(Data entries)

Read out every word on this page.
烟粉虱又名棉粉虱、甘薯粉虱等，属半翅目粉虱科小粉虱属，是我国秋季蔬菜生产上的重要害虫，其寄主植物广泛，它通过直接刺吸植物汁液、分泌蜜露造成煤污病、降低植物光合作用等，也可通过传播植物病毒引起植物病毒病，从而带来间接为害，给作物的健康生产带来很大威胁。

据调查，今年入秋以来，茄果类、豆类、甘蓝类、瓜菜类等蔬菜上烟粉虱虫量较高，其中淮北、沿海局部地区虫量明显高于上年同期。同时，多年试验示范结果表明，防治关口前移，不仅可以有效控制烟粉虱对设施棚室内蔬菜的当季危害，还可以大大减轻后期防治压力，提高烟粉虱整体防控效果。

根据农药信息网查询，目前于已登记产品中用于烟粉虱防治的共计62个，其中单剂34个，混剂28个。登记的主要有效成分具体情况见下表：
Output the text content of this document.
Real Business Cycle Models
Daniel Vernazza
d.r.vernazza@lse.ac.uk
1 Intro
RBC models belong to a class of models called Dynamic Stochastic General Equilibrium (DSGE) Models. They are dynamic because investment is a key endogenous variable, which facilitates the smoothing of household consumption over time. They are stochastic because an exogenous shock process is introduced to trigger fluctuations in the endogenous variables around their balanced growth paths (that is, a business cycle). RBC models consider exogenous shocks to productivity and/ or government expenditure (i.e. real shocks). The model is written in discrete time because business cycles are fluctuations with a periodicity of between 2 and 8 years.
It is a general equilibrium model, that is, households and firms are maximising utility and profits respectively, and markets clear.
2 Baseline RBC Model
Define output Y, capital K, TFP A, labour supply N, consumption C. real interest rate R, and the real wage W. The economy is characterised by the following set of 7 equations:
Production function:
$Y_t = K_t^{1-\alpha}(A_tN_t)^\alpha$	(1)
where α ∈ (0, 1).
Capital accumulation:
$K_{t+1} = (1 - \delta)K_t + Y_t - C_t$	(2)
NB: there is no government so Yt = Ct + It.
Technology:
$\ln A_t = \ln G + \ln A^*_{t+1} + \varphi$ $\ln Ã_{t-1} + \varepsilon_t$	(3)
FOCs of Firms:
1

DIRECTIONS:
From the listing above, copy all lines holding the word "this".

ANSWER BELOW:
Read out every word on this page.
Output the text content of this document.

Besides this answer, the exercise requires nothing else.